- _Excerpted passage_:
Potential To Be Unbundled
YouTube is vulnerable in medium length, high value-per-viewer content. These are areas where creators could make money focusing on top fans (spenders) rather than ads. Two places where this exists are subscriptions and valuable products.
YouTube does not do a good job of monetizing individual audience members. As proven by Patreon, Twitch, Substack, and others, people are willing to pay more for content they find valuable.
YouTube does have a feature that allows channels to offer paid subscriptions but it is rarely used by creators (they have to enable it). For channels that do, it is unclear to viewers what the benefits of subscribing are.
Subscriptions and paid content have never been a focus for YouTube. As I mentioned earlier, YouTube Premium focuses on removing ads rather than high-quality content. There is no way (that I know of) to create paid exclusive or by-donation content on YouTube.
Opportunities remain for high-quality, medium length (two to twenty minutes long) content. This content requires more investment from creators and would be supported by viewers paying directly.
A group of YouTubers created Nebula, a creator-driven video streaming service. For $3 per month, viewers can support these creators directly and gain access to exclusive content. Nebula features some of YouTube’s highest quality creators, but is yet to truly compete with YouTube. It is added evidence of interest and opportunity for high-quality, medium length content.

- _What you will do_: Please state the monthly price viewers pay for Nebula according to the passage about YouTube.

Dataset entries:
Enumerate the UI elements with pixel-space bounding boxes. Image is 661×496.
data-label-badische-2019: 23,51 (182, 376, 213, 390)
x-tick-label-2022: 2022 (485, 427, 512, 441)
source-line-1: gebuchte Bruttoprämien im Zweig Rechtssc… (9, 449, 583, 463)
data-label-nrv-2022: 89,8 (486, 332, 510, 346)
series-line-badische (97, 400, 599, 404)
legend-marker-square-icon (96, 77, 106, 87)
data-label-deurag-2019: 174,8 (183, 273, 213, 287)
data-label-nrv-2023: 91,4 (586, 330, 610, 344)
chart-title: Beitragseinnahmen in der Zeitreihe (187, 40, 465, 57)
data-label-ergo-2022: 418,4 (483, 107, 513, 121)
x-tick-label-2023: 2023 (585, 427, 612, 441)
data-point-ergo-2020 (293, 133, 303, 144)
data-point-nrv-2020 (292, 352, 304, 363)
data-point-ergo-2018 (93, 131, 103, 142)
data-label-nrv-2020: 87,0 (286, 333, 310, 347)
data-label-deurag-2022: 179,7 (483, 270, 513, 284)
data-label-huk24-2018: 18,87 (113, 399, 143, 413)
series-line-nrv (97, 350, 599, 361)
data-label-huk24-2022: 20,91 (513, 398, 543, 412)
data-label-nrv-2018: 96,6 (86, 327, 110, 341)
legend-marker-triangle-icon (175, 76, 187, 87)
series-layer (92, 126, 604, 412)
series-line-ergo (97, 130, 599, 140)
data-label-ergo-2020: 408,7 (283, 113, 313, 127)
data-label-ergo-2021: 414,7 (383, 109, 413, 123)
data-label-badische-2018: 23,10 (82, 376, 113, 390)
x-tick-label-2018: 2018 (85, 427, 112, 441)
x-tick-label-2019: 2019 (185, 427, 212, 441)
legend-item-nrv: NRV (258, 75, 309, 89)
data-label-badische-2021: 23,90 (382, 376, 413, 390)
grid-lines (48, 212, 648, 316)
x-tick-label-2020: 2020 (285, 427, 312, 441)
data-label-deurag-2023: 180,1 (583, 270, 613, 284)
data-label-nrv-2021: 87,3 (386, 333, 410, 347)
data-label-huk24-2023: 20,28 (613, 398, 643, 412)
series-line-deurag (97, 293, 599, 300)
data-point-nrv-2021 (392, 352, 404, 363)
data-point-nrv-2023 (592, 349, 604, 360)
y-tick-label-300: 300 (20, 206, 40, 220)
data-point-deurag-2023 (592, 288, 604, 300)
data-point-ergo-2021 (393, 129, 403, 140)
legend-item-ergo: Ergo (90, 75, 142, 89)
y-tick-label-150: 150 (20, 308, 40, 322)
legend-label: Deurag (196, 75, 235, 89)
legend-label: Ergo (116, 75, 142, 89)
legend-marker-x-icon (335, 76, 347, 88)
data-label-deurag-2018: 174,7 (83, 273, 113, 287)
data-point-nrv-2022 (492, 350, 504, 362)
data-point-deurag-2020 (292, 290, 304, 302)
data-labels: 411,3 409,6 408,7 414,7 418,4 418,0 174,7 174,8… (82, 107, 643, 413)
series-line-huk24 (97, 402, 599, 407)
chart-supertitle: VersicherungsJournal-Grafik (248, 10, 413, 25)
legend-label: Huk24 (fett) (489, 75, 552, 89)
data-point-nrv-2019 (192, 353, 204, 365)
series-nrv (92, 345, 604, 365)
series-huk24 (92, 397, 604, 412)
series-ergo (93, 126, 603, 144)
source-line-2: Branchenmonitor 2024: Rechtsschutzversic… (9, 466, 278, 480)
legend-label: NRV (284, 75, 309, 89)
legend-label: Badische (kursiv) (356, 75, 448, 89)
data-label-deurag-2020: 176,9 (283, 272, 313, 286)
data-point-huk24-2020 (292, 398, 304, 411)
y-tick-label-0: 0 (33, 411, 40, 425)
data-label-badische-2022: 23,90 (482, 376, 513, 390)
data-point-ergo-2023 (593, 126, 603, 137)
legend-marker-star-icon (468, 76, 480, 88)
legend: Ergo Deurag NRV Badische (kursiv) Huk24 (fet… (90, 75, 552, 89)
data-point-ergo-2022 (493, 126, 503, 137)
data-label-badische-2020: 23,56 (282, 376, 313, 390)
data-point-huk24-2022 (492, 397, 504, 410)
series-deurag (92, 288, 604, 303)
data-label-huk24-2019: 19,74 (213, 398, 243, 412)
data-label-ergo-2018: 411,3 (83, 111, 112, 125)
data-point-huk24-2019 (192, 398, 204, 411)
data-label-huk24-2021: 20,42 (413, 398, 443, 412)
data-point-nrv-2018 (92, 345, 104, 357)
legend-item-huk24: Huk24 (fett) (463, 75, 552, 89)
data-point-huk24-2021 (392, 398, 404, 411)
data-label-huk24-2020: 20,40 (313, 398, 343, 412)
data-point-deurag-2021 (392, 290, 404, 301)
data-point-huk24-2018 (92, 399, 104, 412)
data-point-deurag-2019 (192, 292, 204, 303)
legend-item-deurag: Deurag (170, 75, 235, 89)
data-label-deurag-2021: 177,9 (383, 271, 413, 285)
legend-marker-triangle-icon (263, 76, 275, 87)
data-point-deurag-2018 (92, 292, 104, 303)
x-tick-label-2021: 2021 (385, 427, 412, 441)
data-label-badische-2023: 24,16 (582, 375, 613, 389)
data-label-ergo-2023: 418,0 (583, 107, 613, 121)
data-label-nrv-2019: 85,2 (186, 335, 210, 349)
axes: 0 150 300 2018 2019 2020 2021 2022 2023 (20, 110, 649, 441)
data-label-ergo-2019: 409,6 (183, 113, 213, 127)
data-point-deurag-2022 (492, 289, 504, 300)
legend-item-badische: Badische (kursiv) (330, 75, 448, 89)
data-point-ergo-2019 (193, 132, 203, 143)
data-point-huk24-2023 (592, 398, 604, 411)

- _Answer below_: $3 per month.